- What is needed -
Locate the string "icon" in the listing below. Copy every line where it is found.

Items listed in a dataset
================================
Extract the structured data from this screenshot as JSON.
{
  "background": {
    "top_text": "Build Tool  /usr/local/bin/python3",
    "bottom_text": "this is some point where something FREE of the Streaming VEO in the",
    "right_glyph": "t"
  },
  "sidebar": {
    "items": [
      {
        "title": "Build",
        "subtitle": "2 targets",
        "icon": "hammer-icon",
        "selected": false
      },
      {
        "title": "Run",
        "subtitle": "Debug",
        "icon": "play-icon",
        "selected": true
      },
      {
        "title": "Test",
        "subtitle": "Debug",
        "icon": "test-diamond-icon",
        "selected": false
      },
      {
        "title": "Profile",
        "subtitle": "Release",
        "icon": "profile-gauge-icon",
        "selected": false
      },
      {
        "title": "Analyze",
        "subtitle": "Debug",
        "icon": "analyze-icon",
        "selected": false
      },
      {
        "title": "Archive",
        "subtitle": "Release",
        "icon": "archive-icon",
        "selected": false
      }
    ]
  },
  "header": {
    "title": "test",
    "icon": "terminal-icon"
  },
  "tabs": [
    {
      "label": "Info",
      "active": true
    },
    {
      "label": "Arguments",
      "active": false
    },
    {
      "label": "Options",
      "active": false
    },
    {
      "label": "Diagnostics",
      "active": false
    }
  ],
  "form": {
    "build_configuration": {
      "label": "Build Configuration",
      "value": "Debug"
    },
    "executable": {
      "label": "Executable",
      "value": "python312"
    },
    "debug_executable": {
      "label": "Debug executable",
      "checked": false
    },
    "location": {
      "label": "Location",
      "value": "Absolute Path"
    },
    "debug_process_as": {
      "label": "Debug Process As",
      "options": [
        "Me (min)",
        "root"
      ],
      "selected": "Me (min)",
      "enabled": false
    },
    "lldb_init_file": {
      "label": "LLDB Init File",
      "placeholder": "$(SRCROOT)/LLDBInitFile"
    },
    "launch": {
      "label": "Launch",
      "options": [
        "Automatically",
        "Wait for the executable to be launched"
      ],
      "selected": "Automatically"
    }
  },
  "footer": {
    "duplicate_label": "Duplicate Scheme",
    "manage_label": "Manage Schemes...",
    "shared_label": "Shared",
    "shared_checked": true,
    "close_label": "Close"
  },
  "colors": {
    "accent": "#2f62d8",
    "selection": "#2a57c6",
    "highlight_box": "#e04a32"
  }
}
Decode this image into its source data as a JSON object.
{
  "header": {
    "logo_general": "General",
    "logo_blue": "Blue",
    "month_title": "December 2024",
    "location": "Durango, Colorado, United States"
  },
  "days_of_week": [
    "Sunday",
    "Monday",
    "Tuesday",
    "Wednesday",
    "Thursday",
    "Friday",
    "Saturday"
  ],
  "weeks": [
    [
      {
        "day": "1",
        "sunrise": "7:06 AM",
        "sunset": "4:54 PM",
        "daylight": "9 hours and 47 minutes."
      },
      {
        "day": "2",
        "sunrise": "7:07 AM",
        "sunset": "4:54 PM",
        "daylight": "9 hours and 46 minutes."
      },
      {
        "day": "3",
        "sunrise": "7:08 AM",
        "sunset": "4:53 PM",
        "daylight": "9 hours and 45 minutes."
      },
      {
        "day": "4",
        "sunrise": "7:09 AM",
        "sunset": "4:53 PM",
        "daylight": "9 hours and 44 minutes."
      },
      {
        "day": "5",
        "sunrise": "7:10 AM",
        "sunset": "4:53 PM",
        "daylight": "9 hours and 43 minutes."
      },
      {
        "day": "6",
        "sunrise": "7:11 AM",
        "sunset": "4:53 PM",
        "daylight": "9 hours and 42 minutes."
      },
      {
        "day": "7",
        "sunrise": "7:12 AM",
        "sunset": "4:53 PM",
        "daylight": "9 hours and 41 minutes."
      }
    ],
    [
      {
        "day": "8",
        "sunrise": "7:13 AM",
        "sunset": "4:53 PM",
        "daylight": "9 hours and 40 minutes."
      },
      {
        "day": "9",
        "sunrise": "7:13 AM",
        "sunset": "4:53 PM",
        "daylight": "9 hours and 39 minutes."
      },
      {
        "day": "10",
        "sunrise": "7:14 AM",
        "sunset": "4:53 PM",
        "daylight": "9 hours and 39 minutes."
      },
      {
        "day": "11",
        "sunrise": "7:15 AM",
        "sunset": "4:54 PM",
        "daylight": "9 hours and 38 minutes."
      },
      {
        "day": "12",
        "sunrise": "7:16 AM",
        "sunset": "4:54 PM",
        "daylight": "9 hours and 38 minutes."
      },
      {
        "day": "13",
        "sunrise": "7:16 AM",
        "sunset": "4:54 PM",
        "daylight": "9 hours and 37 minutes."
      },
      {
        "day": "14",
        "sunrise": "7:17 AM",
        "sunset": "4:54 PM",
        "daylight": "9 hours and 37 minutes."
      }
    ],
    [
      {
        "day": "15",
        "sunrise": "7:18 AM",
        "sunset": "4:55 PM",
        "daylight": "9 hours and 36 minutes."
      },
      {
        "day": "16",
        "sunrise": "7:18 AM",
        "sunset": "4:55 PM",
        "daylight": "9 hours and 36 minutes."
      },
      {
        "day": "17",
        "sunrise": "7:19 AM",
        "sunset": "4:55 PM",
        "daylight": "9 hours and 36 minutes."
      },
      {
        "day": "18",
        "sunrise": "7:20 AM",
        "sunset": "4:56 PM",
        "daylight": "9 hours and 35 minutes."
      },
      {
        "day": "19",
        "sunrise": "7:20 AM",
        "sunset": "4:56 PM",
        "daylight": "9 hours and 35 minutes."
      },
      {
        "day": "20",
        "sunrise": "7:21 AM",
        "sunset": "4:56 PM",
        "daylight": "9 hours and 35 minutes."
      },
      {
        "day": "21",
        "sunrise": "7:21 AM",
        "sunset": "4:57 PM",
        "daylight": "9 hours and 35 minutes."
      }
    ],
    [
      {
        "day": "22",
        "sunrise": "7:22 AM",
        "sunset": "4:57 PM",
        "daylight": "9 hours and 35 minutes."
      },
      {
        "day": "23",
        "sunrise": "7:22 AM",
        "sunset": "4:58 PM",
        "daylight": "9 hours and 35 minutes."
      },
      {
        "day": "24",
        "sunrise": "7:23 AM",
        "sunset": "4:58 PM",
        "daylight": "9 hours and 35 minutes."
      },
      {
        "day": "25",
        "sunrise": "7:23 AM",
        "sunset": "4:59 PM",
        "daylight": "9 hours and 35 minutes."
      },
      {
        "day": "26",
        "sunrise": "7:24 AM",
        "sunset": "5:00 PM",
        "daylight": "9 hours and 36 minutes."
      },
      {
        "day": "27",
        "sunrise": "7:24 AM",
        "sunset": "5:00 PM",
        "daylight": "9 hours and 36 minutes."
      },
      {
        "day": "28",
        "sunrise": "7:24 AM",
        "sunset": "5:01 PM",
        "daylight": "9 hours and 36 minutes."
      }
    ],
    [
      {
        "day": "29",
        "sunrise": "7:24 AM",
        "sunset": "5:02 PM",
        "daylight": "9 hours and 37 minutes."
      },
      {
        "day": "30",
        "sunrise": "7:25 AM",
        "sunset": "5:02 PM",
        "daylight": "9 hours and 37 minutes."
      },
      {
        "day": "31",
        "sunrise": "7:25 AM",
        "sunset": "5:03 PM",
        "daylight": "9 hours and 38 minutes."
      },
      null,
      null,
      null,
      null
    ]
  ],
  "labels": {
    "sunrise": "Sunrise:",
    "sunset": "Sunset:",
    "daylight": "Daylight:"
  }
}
================================
- Reply -
        "icon": "hammer-icon",
        "icon": "play-icon",
        "icon": "test-diamond-icon",
        "icon": "profile-gauge-icon",
        "icon": "analyze-icon",
        "icon": "archive-icon",
    "icon": "terminal-icon"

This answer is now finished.